━━━━━ DATA FOR PROCESSING ━━━━━
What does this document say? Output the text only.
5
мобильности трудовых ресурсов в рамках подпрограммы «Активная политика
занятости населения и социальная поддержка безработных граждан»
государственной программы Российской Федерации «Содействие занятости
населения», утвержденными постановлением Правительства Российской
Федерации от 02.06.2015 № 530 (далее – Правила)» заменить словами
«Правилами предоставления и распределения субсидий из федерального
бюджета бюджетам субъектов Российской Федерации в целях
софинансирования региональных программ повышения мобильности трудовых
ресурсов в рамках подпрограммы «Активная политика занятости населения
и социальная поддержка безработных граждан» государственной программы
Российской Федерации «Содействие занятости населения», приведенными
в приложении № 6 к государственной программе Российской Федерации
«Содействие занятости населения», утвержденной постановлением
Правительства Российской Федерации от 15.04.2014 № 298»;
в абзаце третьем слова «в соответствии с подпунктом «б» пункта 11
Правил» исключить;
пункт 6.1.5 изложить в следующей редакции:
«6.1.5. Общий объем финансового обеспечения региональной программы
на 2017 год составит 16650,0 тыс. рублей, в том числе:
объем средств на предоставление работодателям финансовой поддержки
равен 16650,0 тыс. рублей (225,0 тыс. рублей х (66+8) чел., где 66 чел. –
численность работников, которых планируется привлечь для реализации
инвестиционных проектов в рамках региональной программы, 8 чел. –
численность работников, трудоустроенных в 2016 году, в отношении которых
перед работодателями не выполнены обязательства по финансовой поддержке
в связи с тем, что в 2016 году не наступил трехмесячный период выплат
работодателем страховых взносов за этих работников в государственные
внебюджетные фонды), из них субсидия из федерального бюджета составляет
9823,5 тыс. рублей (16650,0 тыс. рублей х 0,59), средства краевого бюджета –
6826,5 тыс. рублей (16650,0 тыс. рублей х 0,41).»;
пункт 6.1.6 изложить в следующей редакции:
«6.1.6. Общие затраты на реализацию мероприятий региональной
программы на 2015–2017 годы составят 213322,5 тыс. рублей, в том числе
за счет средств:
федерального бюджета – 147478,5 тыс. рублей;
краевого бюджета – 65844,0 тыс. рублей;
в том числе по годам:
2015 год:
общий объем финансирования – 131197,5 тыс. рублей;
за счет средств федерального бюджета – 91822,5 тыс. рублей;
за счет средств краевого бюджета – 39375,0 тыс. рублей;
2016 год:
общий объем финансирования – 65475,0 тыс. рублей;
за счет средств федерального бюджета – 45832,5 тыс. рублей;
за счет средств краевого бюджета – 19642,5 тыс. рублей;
━━━━━
=== WHAT IS REQUIRED ===
Lines that hold "году" are the ones to copy; find all of them.

=== RESPONSE BELOW ===
численность работников, трудоустроенных в 2016 году, в отношении которых
в связи с тем, что в 2016 году не наступил трехмесячный период выплат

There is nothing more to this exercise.